- _PAGE EXCERPT_:

========

Here is a little known fact about Justice Samuel Alito: in 1989, he wrote a chapter for a book entitled The RICO Racket (buy it now on Amazon for $100!). In his chapter—Racketeering Made Simple(r)—Alito described himself as “a federal prosecutor and staunch RICO supporter.” In a colorful way, his chapter runs through the basics of the Racketeer Influenced and Corrupt Organizations Act, including a discussion of the rise of La Cosa Nostra and a “list of organized crime ‘bosses’ convicted under RICO,” including “Paul Castellano, Gambino Family Boss (indicted; murdered before trial)” and “Gaetano Badalementi (exiled head of Sicilian Mafia Commission).” Alito also explained that RICO’s scope extends beyond the mafia (“what if the group changed its name?”); rebuffed the argument that prosecutors “press RICO charges solely for the purpose of coercing individuals to plead guilty or testify against bigger targets” (“such a practice is prohibited by Justice Department rules”); and warned against amending RICO’s forfeiture provisions (“these proposals . . . fly in the face of the increasingly held view that lucrative crimes—from drug trafficking to large-scale fraud—cannot be combatted effectively without strong measures that take away all the wealth associated with crime”). And Alito concluded his chapter thusly:
At the end of the movie “Little Caesar,” Rico Bandello, hit by machine gunfire, exclaims, “Mother of mercy, is this the end of Rico?” Rapid-fire attacks on RICO in recent months call this dramatic scene to mind. Those of who believe that federal law enforcement in the 1990s cannot do without RICO desperately hope that the answer to Rico Bendello’s cry is “No!”

========

- _WHAT IS NEEDED_: Continue the passage about Justice Alito's RICO book chapter, picking up after its last sentence.

[Spatial annotation entries]
========

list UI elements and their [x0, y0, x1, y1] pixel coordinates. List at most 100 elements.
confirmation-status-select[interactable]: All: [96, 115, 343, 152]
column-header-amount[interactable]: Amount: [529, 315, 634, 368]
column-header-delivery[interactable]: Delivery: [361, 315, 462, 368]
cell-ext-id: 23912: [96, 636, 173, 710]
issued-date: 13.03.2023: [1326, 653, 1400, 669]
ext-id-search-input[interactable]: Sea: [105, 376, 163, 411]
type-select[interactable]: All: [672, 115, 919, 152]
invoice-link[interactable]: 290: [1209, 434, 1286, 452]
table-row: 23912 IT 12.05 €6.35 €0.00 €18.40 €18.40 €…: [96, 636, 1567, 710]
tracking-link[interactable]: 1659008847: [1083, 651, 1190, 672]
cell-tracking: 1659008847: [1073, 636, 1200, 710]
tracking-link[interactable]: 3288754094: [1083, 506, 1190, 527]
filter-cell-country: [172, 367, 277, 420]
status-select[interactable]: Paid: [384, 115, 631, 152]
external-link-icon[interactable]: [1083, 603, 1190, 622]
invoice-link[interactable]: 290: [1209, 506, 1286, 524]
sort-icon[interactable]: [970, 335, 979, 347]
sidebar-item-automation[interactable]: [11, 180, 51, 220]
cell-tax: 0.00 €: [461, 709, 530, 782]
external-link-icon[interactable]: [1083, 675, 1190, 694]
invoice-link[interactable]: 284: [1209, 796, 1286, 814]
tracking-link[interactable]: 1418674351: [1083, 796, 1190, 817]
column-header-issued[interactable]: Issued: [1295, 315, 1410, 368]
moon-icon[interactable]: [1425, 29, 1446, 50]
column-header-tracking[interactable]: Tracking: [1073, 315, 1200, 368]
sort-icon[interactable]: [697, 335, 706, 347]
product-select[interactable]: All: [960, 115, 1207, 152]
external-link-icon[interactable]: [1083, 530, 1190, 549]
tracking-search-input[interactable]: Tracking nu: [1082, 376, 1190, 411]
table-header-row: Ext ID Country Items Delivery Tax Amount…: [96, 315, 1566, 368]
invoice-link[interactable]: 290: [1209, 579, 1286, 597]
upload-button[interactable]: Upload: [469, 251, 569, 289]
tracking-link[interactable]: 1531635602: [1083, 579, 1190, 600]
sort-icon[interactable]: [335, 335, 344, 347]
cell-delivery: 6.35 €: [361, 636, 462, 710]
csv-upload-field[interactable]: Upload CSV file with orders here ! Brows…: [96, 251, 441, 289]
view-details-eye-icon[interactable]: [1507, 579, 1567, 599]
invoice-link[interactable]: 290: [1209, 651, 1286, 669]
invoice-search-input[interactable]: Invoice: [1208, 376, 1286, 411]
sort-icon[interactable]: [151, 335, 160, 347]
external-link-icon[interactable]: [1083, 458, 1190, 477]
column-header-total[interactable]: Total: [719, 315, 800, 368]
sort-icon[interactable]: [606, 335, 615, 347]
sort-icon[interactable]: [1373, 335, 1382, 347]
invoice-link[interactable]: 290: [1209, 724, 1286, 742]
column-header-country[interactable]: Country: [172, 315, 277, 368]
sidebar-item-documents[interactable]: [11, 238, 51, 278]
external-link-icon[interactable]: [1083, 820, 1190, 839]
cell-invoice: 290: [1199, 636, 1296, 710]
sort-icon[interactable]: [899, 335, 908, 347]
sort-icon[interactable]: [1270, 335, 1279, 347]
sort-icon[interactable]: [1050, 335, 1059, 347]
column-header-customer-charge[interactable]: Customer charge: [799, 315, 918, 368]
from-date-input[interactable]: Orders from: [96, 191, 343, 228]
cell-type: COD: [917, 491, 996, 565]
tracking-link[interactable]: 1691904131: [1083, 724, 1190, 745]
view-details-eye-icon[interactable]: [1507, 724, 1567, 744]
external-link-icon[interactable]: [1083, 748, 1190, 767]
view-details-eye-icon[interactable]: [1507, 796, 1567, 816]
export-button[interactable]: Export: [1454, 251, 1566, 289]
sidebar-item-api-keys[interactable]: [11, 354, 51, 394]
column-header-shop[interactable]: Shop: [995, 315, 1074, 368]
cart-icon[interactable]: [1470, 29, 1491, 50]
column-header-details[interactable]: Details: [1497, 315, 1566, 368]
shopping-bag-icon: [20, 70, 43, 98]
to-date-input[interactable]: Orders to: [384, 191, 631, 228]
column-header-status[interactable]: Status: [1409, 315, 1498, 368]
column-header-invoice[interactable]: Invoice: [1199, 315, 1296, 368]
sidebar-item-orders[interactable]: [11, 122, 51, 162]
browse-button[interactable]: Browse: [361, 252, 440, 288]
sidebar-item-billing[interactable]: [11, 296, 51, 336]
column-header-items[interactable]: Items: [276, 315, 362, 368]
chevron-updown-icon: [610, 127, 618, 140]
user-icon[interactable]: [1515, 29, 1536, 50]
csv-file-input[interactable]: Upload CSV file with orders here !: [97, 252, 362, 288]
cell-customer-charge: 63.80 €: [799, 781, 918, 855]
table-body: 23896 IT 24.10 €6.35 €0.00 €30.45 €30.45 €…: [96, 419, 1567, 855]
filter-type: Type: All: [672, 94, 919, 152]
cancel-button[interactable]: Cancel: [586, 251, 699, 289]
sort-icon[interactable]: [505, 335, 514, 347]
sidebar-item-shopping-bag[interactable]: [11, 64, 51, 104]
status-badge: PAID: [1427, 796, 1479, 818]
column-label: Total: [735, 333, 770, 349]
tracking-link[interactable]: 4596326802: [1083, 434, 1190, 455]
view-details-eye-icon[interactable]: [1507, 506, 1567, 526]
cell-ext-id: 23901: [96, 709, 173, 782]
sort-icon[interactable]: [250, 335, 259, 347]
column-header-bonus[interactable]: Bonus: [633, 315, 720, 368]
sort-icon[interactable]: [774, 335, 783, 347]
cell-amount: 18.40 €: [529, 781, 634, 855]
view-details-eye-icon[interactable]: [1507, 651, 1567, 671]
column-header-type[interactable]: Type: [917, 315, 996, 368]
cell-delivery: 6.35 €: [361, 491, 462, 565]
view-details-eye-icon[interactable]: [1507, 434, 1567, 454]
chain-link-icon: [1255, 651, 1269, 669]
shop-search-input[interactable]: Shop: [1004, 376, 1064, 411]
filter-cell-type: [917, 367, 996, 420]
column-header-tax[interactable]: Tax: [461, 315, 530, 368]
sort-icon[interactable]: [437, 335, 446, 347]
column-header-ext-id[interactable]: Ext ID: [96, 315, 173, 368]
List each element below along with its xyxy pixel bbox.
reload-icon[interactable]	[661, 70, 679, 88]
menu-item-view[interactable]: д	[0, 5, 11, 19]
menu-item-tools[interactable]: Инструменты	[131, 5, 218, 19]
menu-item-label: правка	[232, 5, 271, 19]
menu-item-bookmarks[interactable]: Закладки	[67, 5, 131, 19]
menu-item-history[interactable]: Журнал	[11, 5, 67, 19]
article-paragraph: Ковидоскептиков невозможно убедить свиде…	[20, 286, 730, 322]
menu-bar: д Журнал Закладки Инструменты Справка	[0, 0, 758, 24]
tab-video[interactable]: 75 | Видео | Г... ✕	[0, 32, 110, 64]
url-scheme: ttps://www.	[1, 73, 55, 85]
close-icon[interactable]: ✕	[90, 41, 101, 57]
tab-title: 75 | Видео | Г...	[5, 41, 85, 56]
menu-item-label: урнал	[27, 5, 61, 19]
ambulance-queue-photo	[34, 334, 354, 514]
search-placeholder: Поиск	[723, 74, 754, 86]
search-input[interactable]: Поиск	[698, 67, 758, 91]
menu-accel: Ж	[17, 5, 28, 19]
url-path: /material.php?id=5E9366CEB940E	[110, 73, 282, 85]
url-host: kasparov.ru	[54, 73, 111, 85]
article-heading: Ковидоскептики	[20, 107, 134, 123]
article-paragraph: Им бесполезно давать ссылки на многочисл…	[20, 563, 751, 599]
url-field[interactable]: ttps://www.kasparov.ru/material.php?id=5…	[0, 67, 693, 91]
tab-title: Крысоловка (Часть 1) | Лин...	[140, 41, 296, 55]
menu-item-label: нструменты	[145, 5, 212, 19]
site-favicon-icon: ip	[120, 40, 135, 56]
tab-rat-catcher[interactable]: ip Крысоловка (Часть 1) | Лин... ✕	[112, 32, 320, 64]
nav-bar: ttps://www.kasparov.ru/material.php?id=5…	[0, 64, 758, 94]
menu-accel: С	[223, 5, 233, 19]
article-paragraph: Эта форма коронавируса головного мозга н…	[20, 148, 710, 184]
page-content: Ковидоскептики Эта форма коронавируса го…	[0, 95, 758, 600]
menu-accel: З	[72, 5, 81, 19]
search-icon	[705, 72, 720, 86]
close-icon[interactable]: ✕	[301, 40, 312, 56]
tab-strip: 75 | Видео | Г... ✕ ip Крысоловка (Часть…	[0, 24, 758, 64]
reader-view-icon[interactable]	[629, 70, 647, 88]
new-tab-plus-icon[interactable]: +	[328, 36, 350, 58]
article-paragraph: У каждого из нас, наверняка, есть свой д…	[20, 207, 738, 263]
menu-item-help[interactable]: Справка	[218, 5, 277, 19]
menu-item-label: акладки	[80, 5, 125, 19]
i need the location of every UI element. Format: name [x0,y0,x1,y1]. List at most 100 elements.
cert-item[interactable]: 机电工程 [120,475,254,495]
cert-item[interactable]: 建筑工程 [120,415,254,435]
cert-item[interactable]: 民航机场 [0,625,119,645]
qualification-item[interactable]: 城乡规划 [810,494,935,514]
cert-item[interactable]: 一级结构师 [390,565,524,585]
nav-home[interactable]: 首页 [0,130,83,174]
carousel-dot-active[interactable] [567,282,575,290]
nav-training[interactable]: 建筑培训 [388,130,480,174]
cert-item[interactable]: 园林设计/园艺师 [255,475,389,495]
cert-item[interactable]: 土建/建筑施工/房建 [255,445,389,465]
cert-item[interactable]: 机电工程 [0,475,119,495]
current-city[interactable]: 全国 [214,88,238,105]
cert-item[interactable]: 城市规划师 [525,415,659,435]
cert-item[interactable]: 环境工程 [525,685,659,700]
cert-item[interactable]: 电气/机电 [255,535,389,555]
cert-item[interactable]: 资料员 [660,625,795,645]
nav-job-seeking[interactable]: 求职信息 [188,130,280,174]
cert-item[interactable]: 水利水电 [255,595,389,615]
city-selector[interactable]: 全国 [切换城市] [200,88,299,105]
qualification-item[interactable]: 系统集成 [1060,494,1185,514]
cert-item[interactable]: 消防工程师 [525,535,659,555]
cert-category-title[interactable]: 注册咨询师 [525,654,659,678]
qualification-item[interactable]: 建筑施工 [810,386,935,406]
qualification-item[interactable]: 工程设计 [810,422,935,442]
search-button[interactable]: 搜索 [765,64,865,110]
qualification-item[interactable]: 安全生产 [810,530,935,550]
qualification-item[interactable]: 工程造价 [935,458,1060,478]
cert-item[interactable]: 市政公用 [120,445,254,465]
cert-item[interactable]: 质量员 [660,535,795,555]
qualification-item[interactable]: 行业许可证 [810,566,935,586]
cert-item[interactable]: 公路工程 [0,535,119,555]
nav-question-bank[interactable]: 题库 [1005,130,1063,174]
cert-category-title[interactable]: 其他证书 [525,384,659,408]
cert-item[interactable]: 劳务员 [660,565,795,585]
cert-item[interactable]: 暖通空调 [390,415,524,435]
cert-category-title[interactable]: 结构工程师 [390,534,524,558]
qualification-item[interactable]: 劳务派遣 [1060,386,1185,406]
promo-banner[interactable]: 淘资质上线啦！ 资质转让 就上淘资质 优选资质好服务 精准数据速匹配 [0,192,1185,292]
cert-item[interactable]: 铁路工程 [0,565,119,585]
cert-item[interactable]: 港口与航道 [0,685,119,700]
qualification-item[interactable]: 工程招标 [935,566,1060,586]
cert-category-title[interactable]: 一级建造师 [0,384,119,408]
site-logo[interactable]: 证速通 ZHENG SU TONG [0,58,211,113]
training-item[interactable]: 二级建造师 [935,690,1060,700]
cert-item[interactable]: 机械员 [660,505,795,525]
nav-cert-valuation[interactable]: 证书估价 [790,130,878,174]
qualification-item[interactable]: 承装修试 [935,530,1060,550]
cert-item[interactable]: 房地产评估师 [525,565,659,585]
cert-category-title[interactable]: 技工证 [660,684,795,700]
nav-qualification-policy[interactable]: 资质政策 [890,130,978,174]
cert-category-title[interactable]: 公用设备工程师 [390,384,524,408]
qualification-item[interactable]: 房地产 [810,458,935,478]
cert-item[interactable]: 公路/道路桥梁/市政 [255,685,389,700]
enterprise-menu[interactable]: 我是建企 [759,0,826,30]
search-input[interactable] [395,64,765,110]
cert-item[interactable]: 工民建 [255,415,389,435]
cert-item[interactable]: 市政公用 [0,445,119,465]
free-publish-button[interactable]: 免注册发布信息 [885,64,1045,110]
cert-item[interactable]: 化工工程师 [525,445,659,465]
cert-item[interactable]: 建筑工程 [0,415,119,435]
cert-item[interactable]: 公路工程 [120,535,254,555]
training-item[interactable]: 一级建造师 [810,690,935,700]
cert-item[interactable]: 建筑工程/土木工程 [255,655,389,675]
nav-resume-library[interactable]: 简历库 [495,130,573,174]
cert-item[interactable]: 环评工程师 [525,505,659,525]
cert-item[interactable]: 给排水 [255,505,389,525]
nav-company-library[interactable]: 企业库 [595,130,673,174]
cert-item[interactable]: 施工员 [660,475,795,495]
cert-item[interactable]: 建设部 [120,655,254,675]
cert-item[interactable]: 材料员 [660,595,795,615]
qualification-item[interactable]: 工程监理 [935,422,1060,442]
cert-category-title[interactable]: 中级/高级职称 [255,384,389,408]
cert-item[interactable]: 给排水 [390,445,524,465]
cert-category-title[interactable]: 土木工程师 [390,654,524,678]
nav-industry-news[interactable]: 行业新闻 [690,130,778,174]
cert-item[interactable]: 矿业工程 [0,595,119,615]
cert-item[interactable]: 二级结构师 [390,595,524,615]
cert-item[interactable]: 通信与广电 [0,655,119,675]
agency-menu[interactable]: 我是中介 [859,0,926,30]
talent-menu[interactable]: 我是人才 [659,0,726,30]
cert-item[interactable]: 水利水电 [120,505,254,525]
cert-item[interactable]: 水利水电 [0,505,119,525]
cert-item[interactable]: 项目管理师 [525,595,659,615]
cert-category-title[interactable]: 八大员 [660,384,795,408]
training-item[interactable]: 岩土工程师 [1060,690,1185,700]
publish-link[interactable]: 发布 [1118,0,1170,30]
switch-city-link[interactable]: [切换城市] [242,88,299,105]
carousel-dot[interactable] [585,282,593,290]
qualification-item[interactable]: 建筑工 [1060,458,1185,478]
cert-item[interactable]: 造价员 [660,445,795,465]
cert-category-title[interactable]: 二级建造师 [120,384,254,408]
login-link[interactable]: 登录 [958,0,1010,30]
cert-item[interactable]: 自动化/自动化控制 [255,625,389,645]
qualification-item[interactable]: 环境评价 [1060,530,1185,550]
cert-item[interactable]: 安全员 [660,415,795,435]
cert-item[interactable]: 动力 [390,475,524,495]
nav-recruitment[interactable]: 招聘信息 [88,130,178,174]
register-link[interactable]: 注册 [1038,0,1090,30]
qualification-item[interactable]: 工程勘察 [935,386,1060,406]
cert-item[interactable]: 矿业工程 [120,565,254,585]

========

- _ANSWER FOR THIS EXERCISE_:
I clerked for Justice Alito but never heard of this chapter until recently. (Note, the Justice recently wrote a book foreword that is available online and is definitely worth reading.) When I did hear about it, I hunted down a copy because he does not do much writing beyond his opinions. This is surprising because Justice Alito is interested in scholarship. His office, for instance, overflows with books and articles, many of which are obviously well read. He likewise will flag articles for counsel at oral argument. But though he will cite articles on occasion in his opinions, he does not do it often. At the same time, he has observed (at an academic conference no less) that “the Supreme Court these days is the most academic in the history of the country. We’re at a tipping point where we might tip into the purely theoretical realm.” Stumbling across his book chapter from decades ago got me thinking about the perennial issue of the uneasy relationship between judges and scholars.
In this post, I don’t have much to add to the discussion. (Remember, I promise to cover the D.C. Circuit’s opinions in five minutes a week!) If you are interested, I recommend this recent article from Judge Diane Wood. The purpose of this post is not to explain but to observe.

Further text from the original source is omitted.